[Description of the task]
Where a line holds "came", copy it.

[Collection entries]
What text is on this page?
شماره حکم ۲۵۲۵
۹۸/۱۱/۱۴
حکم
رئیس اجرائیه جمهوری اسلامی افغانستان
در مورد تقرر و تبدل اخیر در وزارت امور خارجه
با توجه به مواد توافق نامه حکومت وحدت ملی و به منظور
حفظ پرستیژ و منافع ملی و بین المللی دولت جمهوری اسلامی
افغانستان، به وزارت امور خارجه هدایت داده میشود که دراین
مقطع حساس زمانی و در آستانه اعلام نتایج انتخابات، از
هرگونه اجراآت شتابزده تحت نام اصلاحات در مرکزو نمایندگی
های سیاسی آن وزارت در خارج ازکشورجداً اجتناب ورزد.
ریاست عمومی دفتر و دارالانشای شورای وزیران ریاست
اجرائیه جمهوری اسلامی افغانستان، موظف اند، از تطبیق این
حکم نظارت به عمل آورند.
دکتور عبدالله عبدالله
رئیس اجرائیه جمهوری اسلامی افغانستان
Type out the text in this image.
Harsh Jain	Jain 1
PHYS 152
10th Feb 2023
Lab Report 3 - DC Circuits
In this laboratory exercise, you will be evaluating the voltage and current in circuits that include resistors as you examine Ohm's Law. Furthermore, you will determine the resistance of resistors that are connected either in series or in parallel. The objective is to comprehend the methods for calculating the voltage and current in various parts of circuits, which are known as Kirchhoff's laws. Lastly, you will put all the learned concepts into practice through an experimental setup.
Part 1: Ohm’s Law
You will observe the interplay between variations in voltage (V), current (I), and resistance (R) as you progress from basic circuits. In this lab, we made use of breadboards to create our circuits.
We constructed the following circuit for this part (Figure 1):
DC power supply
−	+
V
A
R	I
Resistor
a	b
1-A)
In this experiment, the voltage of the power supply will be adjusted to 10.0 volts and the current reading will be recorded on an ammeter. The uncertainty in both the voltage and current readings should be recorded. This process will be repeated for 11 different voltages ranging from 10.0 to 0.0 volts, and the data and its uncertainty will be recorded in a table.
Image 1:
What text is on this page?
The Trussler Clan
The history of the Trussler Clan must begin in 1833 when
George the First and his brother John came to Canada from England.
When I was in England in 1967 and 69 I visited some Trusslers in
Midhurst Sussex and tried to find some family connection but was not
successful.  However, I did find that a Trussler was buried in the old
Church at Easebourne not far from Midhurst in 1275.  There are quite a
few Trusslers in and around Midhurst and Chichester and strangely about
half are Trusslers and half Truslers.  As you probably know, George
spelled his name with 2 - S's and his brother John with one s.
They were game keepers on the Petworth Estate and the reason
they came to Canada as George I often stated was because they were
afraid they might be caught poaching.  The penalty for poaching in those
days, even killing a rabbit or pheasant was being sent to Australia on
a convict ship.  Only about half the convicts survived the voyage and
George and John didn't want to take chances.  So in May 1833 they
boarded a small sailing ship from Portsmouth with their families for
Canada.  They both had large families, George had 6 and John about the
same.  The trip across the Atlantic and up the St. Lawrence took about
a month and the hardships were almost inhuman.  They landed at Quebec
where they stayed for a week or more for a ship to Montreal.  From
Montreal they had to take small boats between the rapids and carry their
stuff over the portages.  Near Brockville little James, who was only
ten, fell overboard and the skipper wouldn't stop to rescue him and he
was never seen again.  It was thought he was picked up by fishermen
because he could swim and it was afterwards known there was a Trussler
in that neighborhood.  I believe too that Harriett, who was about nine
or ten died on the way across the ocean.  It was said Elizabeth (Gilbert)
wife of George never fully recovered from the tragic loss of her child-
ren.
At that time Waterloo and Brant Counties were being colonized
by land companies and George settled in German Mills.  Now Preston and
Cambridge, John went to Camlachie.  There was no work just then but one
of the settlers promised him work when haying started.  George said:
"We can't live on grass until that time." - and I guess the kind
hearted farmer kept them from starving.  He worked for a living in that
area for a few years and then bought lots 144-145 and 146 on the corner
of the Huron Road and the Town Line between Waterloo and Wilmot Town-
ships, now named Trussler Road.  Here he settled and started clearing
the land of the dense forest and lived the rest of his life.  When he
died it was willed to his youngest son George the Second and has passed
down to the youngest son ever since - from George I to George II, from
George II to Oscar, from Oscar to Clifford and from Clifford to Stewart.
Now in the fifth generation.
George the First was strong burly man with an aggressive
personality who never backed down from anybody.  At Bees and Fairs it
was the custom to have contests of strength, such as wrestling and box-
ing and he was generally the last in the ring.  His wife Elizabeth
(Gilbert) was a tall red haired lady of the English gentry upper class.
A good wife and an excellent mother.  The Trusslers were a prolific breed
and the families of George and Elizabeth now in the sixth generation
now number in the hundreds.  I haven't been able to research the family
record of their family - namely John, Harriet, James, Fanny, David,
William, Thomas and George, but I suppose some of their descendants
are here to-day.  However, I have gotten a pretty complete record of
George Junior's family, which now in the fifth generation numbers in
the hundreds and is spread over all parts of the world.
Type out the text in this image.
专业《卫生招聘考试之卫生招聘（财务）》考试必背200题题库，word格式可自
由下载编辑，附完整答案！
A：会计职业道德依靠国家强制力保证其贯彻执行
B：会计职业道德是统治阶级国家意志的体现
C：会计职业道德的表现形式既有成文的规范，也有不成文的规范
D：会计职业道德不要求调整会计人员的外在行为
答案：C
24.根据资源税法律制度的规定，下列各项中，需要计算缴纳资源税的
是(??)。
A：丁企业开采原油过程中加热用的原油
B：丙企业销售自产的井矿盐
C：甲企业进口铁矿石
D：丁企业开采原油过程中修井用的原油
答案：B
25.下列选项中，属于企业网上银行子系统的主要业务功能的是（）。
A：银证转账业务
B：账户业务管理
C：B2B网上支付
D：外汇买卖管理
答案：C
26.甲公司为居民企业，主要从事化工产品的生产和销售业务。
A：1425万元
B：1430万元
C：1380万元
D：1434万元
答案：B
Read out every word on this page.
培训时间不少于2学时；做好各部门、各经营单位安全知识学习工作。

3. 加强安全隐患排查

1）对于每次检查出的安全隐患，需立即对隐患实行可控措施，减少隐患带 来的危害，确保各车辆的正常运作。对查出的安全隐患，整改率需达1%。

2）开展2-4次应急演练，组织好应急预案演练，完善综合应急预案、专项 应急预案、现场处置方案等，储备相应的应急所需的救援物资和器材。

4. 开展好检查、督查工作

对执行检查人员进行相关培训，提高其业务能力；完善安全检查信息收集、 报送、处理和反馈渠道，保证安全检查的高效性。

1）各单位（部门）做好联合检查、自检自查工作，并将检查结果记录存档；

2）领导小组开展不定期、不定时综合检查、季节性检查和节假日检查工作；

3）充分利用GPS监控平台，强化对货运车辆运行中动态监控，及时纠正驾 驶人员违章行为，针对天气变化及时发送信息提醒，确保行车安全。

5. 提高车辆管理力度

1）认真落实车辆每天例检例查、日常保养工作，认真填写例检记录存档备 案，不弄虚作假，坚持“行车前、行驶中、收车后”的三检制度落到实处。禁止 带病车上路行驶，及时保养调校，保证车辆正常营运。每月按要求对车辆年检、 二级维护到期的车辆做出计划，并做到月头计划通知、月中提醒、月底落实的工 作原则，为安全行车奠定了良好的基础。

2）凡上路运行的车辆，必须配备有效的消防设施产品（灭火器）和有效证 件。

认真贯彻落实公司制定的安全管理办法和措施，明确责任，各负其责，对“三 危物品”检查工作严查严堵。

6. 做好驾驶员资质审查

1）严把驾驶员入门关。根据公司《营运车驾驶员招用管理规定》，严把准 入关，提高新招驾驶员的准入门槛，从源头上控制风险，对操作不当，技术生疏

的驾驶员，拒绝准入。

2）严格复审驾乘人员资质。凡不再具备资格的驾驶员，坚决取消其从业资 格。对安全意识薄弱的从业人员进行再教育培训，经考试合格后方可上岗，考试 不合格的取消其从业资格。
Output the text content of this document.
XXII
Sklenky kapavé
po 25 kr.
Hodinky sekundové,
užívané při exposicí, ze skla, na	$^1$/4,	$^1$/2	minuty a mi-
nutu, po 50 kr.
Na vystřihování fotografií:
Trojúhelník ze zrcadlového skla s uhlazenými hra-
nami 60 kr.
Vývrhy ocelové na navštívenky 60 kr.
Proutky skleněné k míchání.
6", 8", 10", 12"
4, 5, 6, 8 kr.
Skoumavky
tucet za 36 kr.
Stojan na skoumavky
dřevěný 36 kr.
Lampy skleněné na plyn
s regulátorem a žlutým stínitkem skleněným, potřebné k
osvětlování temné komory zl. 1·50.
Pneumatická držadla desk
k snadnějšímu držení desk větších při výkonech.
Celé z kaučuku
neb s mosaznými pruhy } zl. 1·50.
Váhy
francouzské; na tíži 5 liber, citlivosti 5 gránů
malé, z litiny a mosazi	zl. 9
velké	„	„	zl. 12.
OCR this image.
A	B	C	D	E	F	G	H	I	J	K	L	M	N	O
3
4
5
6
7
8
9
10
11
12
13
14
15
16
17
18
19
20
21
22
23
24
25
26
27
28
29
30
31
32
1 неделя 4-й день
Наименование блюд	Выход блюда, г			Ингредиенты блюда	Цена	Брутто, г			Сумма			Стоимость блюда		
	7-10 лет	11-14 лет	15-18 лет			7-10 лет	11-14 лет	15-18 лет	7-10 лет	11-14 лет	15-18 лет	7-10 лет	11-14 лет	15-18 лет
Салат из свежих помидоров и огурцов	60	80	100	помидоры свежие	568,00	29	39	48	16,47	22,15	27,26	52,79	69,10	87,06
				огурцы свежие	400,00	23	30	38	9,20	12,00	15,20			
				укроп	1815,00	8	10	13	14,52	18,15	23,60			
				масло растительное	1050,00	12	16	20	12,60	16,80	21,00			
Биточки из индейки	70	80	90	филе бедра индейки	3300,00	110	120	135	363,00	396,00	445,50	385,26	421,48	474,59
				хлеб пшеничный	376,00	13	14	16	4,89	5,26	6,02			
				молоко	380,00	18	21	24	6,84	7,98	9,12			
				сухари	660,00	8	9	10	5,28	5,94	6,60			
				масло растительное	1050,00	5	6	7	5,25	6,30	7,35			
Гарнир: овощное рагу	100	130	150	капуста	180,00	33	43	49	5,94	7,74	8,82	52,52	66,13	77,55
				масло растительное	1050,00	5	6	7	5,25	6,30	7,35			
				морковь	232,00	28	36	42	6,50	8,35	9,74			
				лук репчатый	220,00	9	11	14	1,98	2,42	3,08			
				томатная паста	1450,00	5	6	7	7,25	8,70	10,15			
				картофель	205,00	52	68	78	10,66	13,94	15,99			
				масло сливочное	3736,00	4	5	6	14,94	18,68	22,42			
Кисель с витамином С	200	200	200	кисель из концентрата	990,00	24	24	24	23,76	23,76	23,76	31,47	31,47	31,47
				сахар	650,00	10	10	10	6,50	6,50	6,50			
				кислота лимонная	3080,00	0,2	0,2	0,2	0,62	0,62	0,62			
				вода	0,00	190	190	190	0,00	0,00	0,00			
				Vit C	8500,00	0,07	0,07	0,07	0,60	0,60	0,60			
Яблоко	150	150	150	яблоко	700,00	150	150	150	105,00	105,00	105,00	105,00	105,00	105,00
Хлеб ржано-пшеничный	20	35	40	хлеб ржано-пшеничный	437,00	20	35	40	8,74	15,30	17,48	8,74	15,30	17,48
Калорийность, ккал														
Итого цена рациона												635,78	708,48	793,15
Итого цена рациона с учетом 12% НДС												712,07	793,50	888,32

[Finished answer]
George the First and his brother John came to Canada from England.
they came to Canada as George I often stated was because they were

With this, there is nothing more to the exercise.